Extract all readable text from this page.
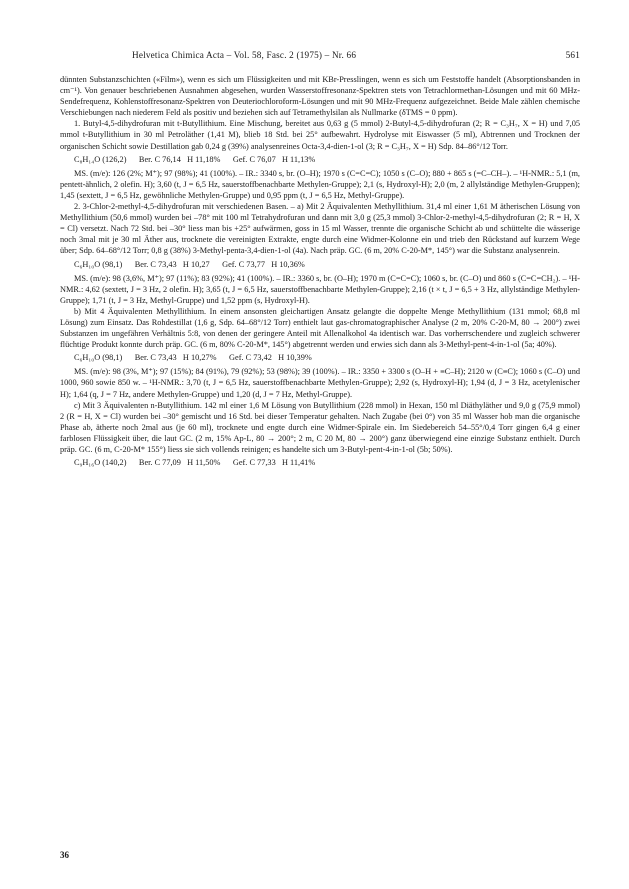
Helvetica Chimica Acta – Vol. 58, Fasc. 2 (1975) – Nr. 66	561

dünnten Substanzschichten («Film»), wenn es sich um Flüssigkeiten und mit KBr-Presslingen, wenn es sich um Feststoffe handelt (Absorptionsbanden in cm⁻¹). Von genauer beschriebenen Ausnahmen abgesehen, wurden Wasserstoffresonanz-Spektren stets von Tetrachlormethan-Lösungen und mit 60 MHz-Sendefrequenz, Kohlenstoffresonanz-Spektren von Deuteriochloroform-Lösungen und mit 90 MHz-Frequenz aufgezeichnet. Beide Male zählen chemische Verschiebungen nach niederem Feld als positiv und beziehen sich auf Tetramethylsilan als Nullmarke (δTMS = 0 ppm).

1. Butyl-4,5-dihydrofuran mit t-Butyllithium. Eine Mischung, bereitet aus 0,63 g (5 mmol) 2-Butyl-4,5-dihydrofuran (2; R = C₃H₇, X = H) und 7,05 mmol t-Butyllithium in 30 ml Petroläther (1,41 M), blieb 18 Std. bei 25° aufbewahrt. Hydrolyse mit Eiswasser (5 ml), Abtrennen und Trocknen der organischen Schicht sowie Destillation gab 0,24 g (39%) analysenreines Octa-3,4-dien-1-ol (3; R = C₃H₇, X = H) Sdp. 84–86°/12 Torr.

C₈H₁₄O (126,2)      Ber. C 76,14   H 11,18%      Gef. C 76,07   H 11,13%

MS. (m/e): 126 (2%; M⁺); 97 (98%); 41 (100%). – IR.: 3340 s, br. (O–H); 1970 s (C=C=C); 1050 s (C–O); 880 + 865 s (=C–CH–). – ¹H-NMR.: 5,1 (m, pentett-ähnlich, 2 olefin. H); 3,60 (t, J = 6,5 Hz, sauerstoffbenachbarte Methylen-Gruppe); 2,1 (s, Hydroxyl-H); 2,0 (m, 2 allylständige Methylen-Gruppen); 1,45 (sextett, J = 6,5 Hz, gewöhnliche Methylen-Gruppe) und 0,95 ppm (t, J = 6,5 Hz, Methyl-Gruppe).

2. 3-Chlor-2-methyl-4,5-dihydrofuran mit verschiedenen Basen. – a) Mit 2 Äquivalenten Methyllithium. 31,4 ml einer 1,61 M ätherischen Lösung von Methyllithium (50,6 mmol) wurden bei –78° mit 100 ml Tetrahydrofuran und dann mit 3,0 g (25,3 mmol) 3-Chlor-2-methyl-4,5-dihydrofuran (2; R = H, X = Cl) versetzt. Nach 72 Std. bei –30° liess man bis +25° aufwärmen, goss in 15 ml Wasser, trennte die organische Schicht ab und schüttelte die wässerige noch 3mal mit je 30 ml Äther aus, trocknete die vereinigten Extrakte, engte durch eine Widmer-Kolonne ein und trieb den Rückstand auf kurzem Wege über; Sdp. 64–68°/12 Torr; 0,8 g (38%) 3-Methyl-penta-3,4-dien-1-ol (4a). Nach präp. GC. (6 m, 20% C-20-M*, 145°) war die Substanz analysenrein.

C₆H₁₀O (98,1)      Ber. C 73,43   H 10,27      Gef. C 73,77   H 10,36%

MS. (m/e): 98 (3,6%, M⁺); 97 (11%); 83 (92%); 41 (100%). – IR.: 3360 s, br. (O–H); 1970 m (C=C=C); 1060 s, br. (C–O) und 860 s (C=C=CH₂). – ¹H-NMR.: 4,62 (sextett, J = 3 Hz, 2 olefin. H); 3,65 (t, J = 6,5 Hz, sauerstoffbenachbarte Methylen-Gruppe); 2,16 (t × t, J = 6,5 + 3 Hz, allylständige Methylen-Gruppe); 1,71 (t, J = 3 Hz, Methyl-Gruppe) und 1,52 ppm (s, Hydroxyl-H).

b) Mit 4 Äquivalenten Methyllithium. In einem ansonsten gleichartigen Ansatz gelangte die doppelte Menge Methyllithium (131 mmol; 68,8 ml Lösung) zum Einsatz. Das Rohdestillat (1,6 g, Sdp. 64–68°/12 Torr) enthielt laut gas-chromatographischer Analyse (2 m, 20% C-20-M, 80 → 200°) zwei Substanzen im ungefähren Verhältnis 5:8, von denen der geringere Anteil mit Allenalkohol 4a identisch war. Das vorherrschendere und zugleich schwerer flüchtige Produkt konnte durch präp. GC. (6 m, 80% C-20-M*, 145°) abgetrennt werden und erwies sich dann als 3-Methyl-pent-4-in-1-ol (5a; 40%).

C₆H₁₀O (98,1)      Ber. C 73,43   H 10,27%      Gef. C 73,42   H 10,39%

MS. (m/e): 98 (3%, M⁺); 97 (15%); 84 (91%), 79 (92%); 53 (98%); 39 (100%). – IR.: 3350 + 3300 s (O–H + ≡C–H); 2120 w (C≡C); 1060 s (C–O) und 1000, 960 sowie 850 w. – ¹H-NMR.: 3,70 (t, J = 6,5 Hz, sauerstoffbenachbarte Methylen-Gruppe); 2,92 (s, Hydroxyl-H); 1,94 (d, J = 3 Hz, acetylenischer H); 1,64 (q, J = 7 Hz, andere Methylen-Gruppe) und 1,20 (d, J = 7 Hz, Methyl-Gruppe).

c) Mit 3 Äquivalenten n-Butyllithium. 142 ml einer 1,6 M Lösung von Butyllithium (228 mmol) in Hexan, 150 ml Diäthyläther und 9,0 g (75,9 mmol) 2 (R = H, X = Cl) wurden bei –30° gemischt und 16 Std. bei dieser Temperatur gehalten. Nach Zugabe (bei 0°) von 35 ml Wasser hob man die organische Phase ab, ätherte noch 2mal aus (je 60 ml), trocknete und engte durch eine Widmer-Spirale ein. Im Siedebereich 54–55°/0,4 Torr gingen 6,4 g einer farblosen Flüssigkeit über, die laut GC. (2 m, 15% Ap-L, 80 → 200°; 2 m, C 20 M, 80 → 200°) ganz überwiegend eine einzige Substanz enthielt. Durch präp. GC. (6 m, C-20-M* 155°) liess sie sich vollends reinigen; es handelte sich um 3-Butyl-pent-4-in-1-ol (5b; 50%).

C₉H₁₆O (140,2)      Ber. C 77,09   H 11,50%      Gef. C 77,33   H 11,41%

36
——————————
## SET PROBLEM
How many lines in these entries contain the string "C₆H₁₀O"? State the number and nothing more.

## EXPECTED OUTPUT
2